— Begin —
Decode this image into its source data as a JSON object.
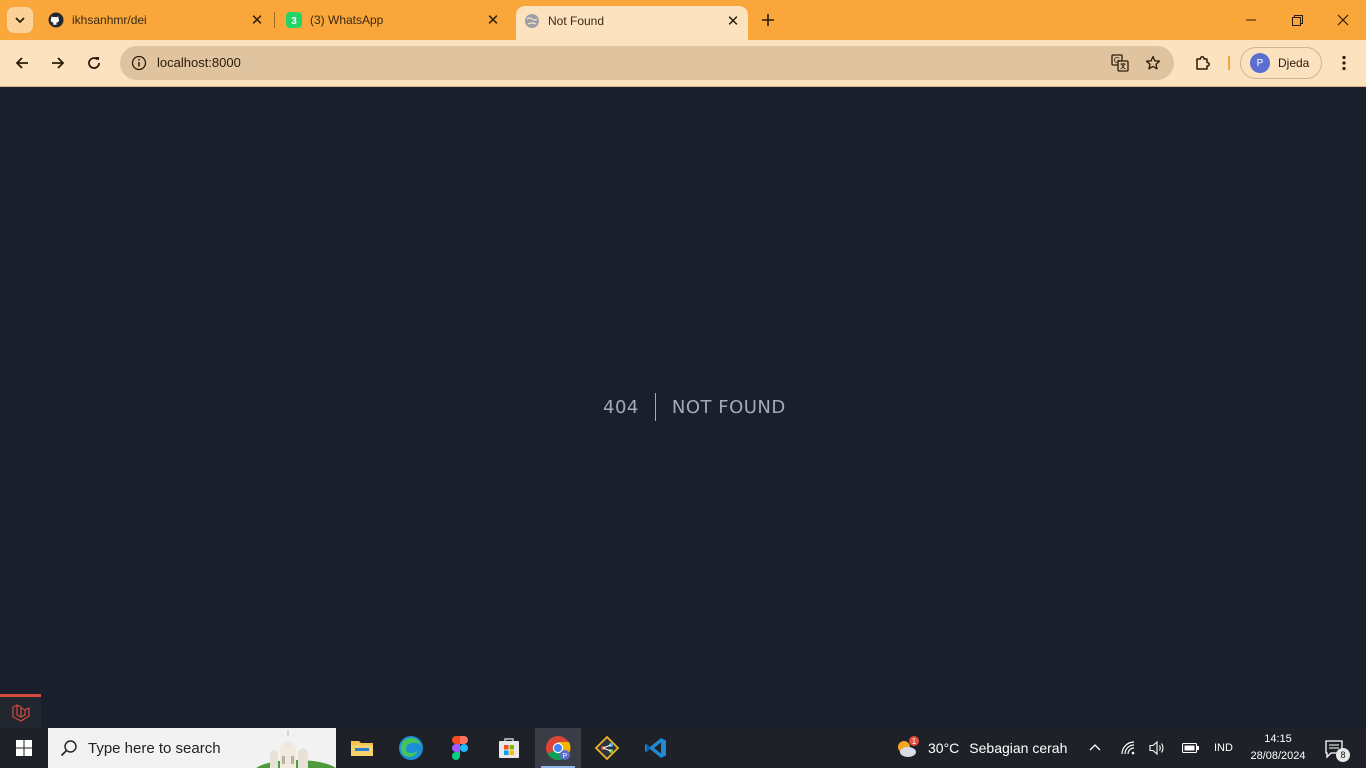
{
  "browser": {
    "tabs": [
      {
        "title": "ikhsanhmr/dei",
        "icon": "github-icon"
      },
      {
        "title": "(3) WhatsApp",
        "icon": "whatsapp-icon",
        "badge": "3"
      },
      {
        "title": "Not Found",
        "icon": "globe-icon",
        "active": true
      }
    ],
    "url": "localhost:8000",
    "profile_name": "Djeda",
    "profile_initial": "P",
    "accent_color": "#f9a63a"
  },
  "page": {
    "error_code": "404",
    "error_message": "NOT FOUND",
    "background_color": "#1b1f2b"
  },
  "taskbar": {
    "search_placeholder": "Type here to search",
    "apps": [
      "file-explorer",
      "edge",
      "figma",
      "microsoft-store",
      "chrome",
      "git",
      "vscode"
    ],
    "weather": {
      "temp": "30°C",
      "condition": "Sebagian cerah",
      "alert_count": "1"
    },
    "language": "IND",
    "time": "14:15",
    "date": "28/08/2024",
    "notification_count": "8"
  }
}
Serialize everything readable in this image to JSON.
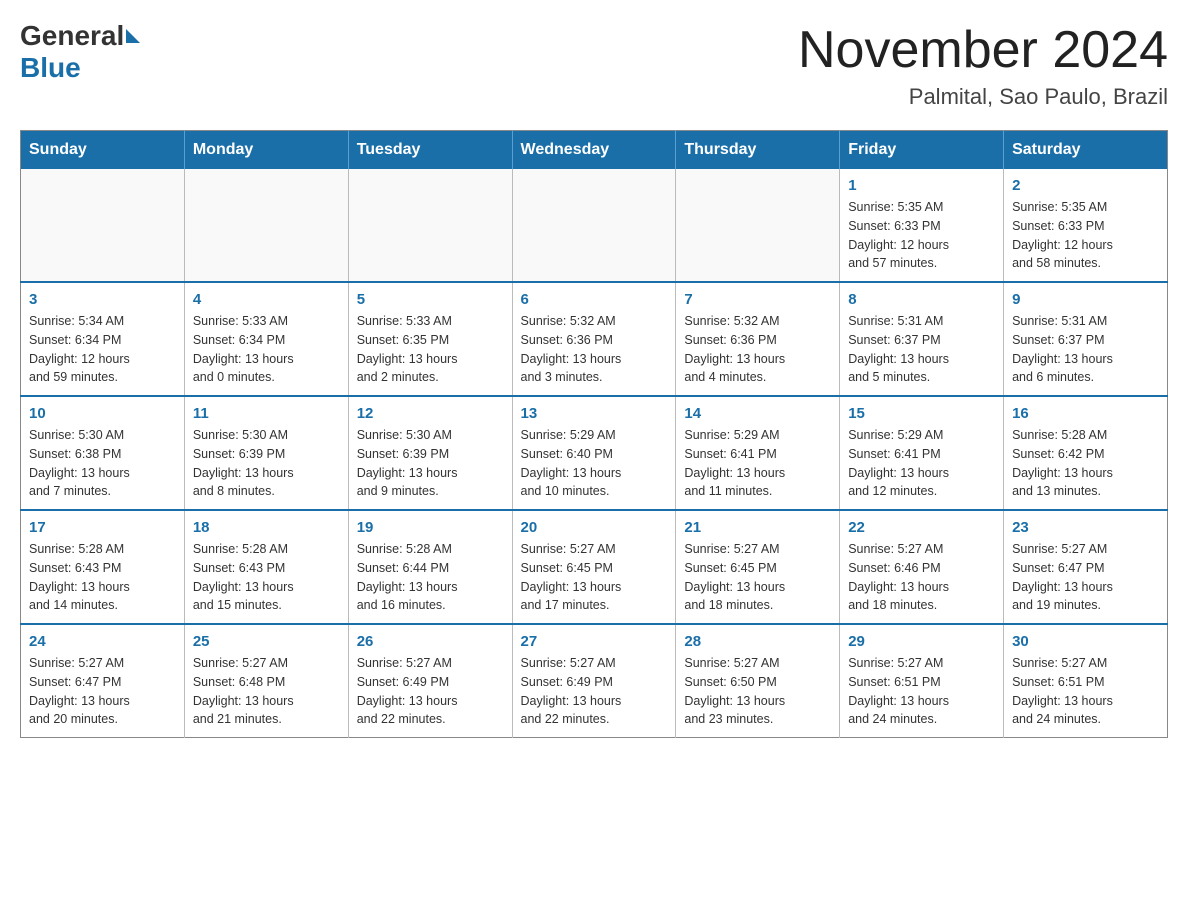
{
  "header": {
    "logo_general": "General",
    "logo_blue": "Blue",
    "month_title": "November 2024",
    "location": "Palmital, Sao Paulo, Brazil"
  },
  "days_of_week": [
    "Sunday",
    "Monday",
    "Tuesday",
    "Wednesday",
    "Thursday",
    "Friday",
    "Saturday"
  ],
  "weeks": [
    [
      {
        "day": "",
        "info": ""
      },
      {
        "day": "",
        "info": ""
      },
      {
        "day": "",
        "info": ""
      },
      {
        "day": "",
        "info": ""
      },
      {
        "day": "",
        "info": ""
      },
      {
        "day": "1",
        "info": "Sunrise: 5:35 AM\nSunset: 6:33 PM\nDaylight: 12 hours\nand 57 minutes."
      },
      {
        "day": "2",
        "info": "Sunrise: 5:35 AM\nSunset: 6:33 PM\nDaylight: 12 hours\nand 58 minutes."
      }
    ],
    [
      {
        "day": "3",
        "info": "Sunrise: 5:34 AM\nSunset: 6:34 PM\nDaylight: 12 hours\nand 59 minutes."
      },
      {
        "day": "4",
        "info": "Sunrise: 5:33 AM\nSunset: 6:34 PM\nDaylight: 13 hours\nand 0 minutes."
      },
      {
        "day": "5",
        "info": "Sunrise: 5:33 AM\nSunset: 6:35 PM\nDaylight: 13 hours\nand 2 minutes."
      },
      {
        "day": "6",
        "info": "Sunrise: 5:32 AM\nSunset: 6:36 PM\nDaylight: 13 hours\nand 3 minutes."
      },
      {
        "day": "7",
        "info": "Sunrise: 5:32 AM\nSunset: 6:36 PM\nDaylight: 13 hours\nand 4 minutes."
      },
      {
        "day": "8",
        "info": "Sunrise: 5:31 AM\nSunset: 6:37 PM\nDaylight: 13 hours\nand 5 minutes."
      },
      {
        "day": "9",
        "info": "Sunrise: 5:31 AM\nSunset: 6:37 PM\nDaylight: 13 hours\nand 6 minutes."
      }
    ],
    [
      {
        "day": "10",
        "info": "Sunrise: 5:30 AM\nSunset: 6:38 PM\nDaylight: 13 hours\nand 7 minutes."
      },
      {
        "day": "11",
        "info": "Sunrise: 5:30 AM\nSunset: 6:39 PM\nDaylight: 13 hours\nand 8 minutes."
      },
      {
        "day": "12",
        "info": "Sunrise: 5:30 AM\nSunset: 6:39 PM\nDaylight: 13 hours\nand 9 minutes."
      },
      {
        "day": "13",
        "info": "Sunrise: 5:29 AM\nSunset: 6:40 PM\nDaylight: 13 hours\nand 10 minutes."
      },
      {
        "day": "14",
        "info": "Sunrise: 5:29 AM\nSunset: 6:41 PM\nDaylight: 13 hours\nand 11 minutes."
      },
      {
        "day": "15",
        "info": "Sunrise: 5:29 AM\nSunset: 6:41 PM\nDaylight: 13 hours\nand 12 minutes."
      },
      {
        "day": "16",
        "info": "Sunrise: 5:28 AM\nSunset: 6:42 PM\nDaylight: 13 hours\nand 13 minutes."
      }
    ],
    [
      {
        "day": "17",
        "info": "Sunrise: 5:28 AM\nSunset: 6:43 PM\nDaylight: 13 hours\nand 14 minutes."
      },
      {
        "day": "18",
        "info": "Sunrise: 5:28 AM\nSunset: 6:43 PM\nDaylight: 13 hours\nand 15 minutes."
      },
      {
        "day": "19",
        "info": "Sunrise: 5:28 AM\nSunset: 6:44 PM\nDaylight: 13 hours\nand 16 minutes."
      },
      {
        "day": "20",
        "info": "Sunrise: 5:27 AM\nSunset: 6:45 PM\nDaylight: 13 hours\nand 17 minutes."
      },
      {
        "day": "21",
        "info": "Sunrise: 5:27 AM\nSunset: 6:45 PM\nDaylight: 13 hours\nand 18 minutes."
      },
      {
        "day": "22",
        "info": "Sunrise: 5:27 AM\nSunset: 6:46 PM\nDaylight: 13 hours\nand 18 minutes."
      },
      {
        "day": "23",
        "info": "Sunrise: 5:27 AM\nSunset: 6:47 PM\nDaylight: 13 hours\nand 19 minutes."
      }
    ],
    [
      {
        "day": "24",
        "info": "Sunrise: 5:27 AM\nSunset: 6:47 PM\nDaylight: 13 hours\nand 20 minutes."
      },
      {
        "day": "25",
        "info": "Sunrise: 5:27 AM\nSunset: 6:48 PM\nDaylight: 13 hours\nand 21 minutes."
      },
      {
        "day": "26",
        "info": "Sunrise: 5:27 AM\nSunset: 6:49 PM\nDaylight: 13 hours\nand 22 minutes."
      },
      {
        "day": "27",
        "info": "Sunrise: 5:27 AM\nSunset: 6:49 PM\nDaylight: 13 hours\nand 22 minutes."
      },
      {
        "day": "28",
        "info": "Sunrise: 5:27 AM\nSunset: 6:50 PM\nDaylight: 13 hours\nand 23 minutes."
      },
      {
        "day": "29",
        "info": "Sunrise: 5:27 AM\nSunset: 6:51 PM\nDaylight: 13 hours\nand 24 minutes."
      },
      {
        "day": "30",
        "info": "Sunrise: 5:27 AM\nSunset: 6:51 PM\nDaylight: 13 hours\nand 24 minutes."
      }
    ]
  ]
}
— End —
Pictures don't belong in the copy. Transcribe every record exactly as it appears.

Decode this image into its source data as a JSON object.
{
  "browser": {
    "tabs": [
      {
        "title": "ikhsanhmr/dei",
        "icon": "github-icon"
      },
      {
        "title": "(3) WhatsApp",
        "icon": "whatsapp-icon",
        "badge": "3"
      },
      {
        "title": "Not Found",
        "icon": "globe-icon",
        "active": true
      }
    ],
    "url": "localhost:8000",
    "profile_name": "Djeda",
    "profile_initial": "P",
    "accent_color": "#f9a63a"
  },
  "page": {
    "error_code": "404",
    "error_message": "NOT FOUND",
    "background_color": "#1b1f2b"
  },
  "taskbar": {
    "search_placeholder": "Type here to search",
    "apps": [
      "file-explorer",
      "edge",
      "figma",
      "microsoft-store",
      "chrome",
      "git",
      "vscode"
    ],
    "weather": {
      "temp": "30°C",
      "condition": "Sebagian cerah",
      "alert_count": "1"
    },
    "language": "IND",
    "time": "14:15",
    "date": "28/08/2024",
    "notification_count": "8"
  }
}
Serialize everything readable in this image to JSON.
{
  "header": {
    "logo_general": "General",
    "logo_blue": "Blue",
    "month_title": "November 2024",
    "location": "Palmital, Sao Paulo, Brazil"
  },
  "days_of_week": [
    "Sunday",
    "Monday",
    "Tuesday",
    "Wednesday",
    "Thursday",
    "Friday",
    "Saturday"
  ],
  "weeks": [
    [
      {
        "day": "",
        "info": ""
      },
      {
        "day": "",
        "info": ""
      },
      {
        "day": "",
        "info": ""
      },
      {
        "day": "",
        "info": ""
      },
      {
        "day": "",
        "info": ""
      },
      {
        "day": "1",
        "info": "Sunrise: 5:35 AM\nSunset: 6:33 PM\nDaylight: 12 hours\nand 57 minutes."
      },
      {
        "day": "2",
        "info": "Sunrise: 5:35 AM\nSunset: 6:33 PM\nDaylight: 12 hours\nand 58 minutes."
      }
    ],
    [
      {
        "day": "3",
        "info": "Sunrise: 5:34 AM\nSunset: 6:34 PM\nDaylight: 12 hours\nand 59 minutes."
      },
      {
        "day": "4",
        "info": "Sunrise: 5:33 AM\nSunset: 6:34 PM\nDaylight: 13 hours\nand 0 minutes."
      },
      {
        "day": "5",
        "info": "Sunrise: 5:33 AM\nSunset: 6:35 PM\nDaylight: 13 hours\nand 2 minutes."
      },
      {
        "day": "6",
        "info": "Sunrise: 5:32 AM\nSunset: 6:36 PM\nDaylight: 13 hours\nand 3 minutes."
      },
      {
        "day": "7",
        "info": "Sunrise: 5:32 AM\nSunset: 6:36 PM\nDaylight: 13 hours\nand 4 minutes."
      },
      {
        "day": "8",
        "info": "Sunrise: 5:31 AM\nSunset: 6:37 PM\nDaylight: 13 hours\nand 5 minutes."
      },
      {
        "day": "9",
        "info": "Sunrise: 5:31 AM\nSunset: 6:37 PM\nDaylight: 13 hours\nand 6 minutes."
      }
    ],
    [
      {
        "day": "10",
        "info": "Sunrise: 5:30 AM\nSunset: 6:38 PM\nDaylight: 13 hours\nand 7 minutes."
      },
      {
        "day": "11",
        "info": "Sunrise: 5:30 AM\nSunset: 6:39 PM\nDaylight: 13 hours\nand 8 minutes."
      },
      {
        "day": "12",
        "info": "Sunrise: 5:30 AM\nSunset: 6:39 PM\nDaylight: 13 hours\nand 9 minutes."
      },
      {
        "day": "13",
        "info": "Sunrise: 5:29 AM\nSunset: 6:40 PM\nDaylight: 13 hours\nand 10 minutes."
      },
      {
        "day": "14",
        "info": "Sunrise: 5:29 AM\nSunset: 6:41 PM\nDaylight: 13 hours\nand 11 minutes."
      },
      {
        "day": "15",
        "info": "Sunrise: 5:29 AM\nSunset: 6:41 PM\nDaylight: 13 hours\nand 12 minutes."
      },
      {
        "day": "16",
        "info": "Sunrise: 5:28 AM\nSunset: 6:42 PM\nDaylight: 13 hours\nand 13 minutes."
      }
    ],
    [
      {
        "day": "17",
        "info": "Sunrise: 5:28 AM\nSunset: 6:43 PM\nDaylight: 13 hours\nand 14 minutes."
      },
      {
        "day": "18",
        "info": "Sunrise: 5:28 AM\nSunset: 6:43 PM\nDaylight: 13 hours\nand 15 minutes."
      },
      {
        "day": "19",
        "info": "Sunrise: 5:28 AM\nSunset: 6:44 PM\nDaylight: 13 hours\nand 16 minutes."
      },
      {
        "day": "20",
        "info": "Sunrise: 5:27 AM\nSunset: 6:45 PM\nDaylight: 13 hours\nand 17 minutes."
      },
      {
        "day": "21",
        "info": "Sunrise: 5:27 AM\nSunset: 6:45 PM\nDaylight: 13 hours\nand 18 minutes."
      },
      {
        "day": "22",
        "info": "Sunrise: 5:27 AM\nSunset: 6:46 PM\nDaylight: 13 hours\nand 18 minutes."
      },
      {
        "day": "23",
        "info": "Sunrise: 5:27 AM\nSunset: 6:47 PM\nDaylight: 13 hours\nand 19 minutes."
      }
    ],
    [
      {
        "day": "24",
        "info": "Sunrise: 5:27 AM\nSunset: 6:47 PM\nDaylight: 13 hours\nand 20 minutes."
      },
      {
        "day": "25",
        "info": "Sunrise: 5:27 AM\nSunset: 6:48 PM\nDaylight: 13 hours\nand 21 minutes."
      },
      {
        "day": "26",
        "info": "Sunrise: 5:27 AM\nSunset: 6:49 PM\nDaylight: 13 hours\nand 22 minutes."
      },
      {
        "day": "27",
        "info": "Sunrise: 5:27 AM\nSunset: 6:49 PM\nDaylight: 13 hours\nand 22 minutes."
      },
      {
        "day": "28",
        "info": "Sunrise: 5:27 AM\nSunset: 6:50 PM\nDaylight: 13 hours\nand 23 minutes."
      },
      {
        "day": "29",
        "info": "Sunrise: 5:27 AM\nSunset: 6:51 PM\nDaylight: 13 hours\nand 24 minutes."
      },
      {
        "day": "30",
        "info": "Sunrise: 5:27 AM\nSunset: 6:51 PM\nDaylight: 13 hours\nand 24 minutes."
      }
    ]
  ]
}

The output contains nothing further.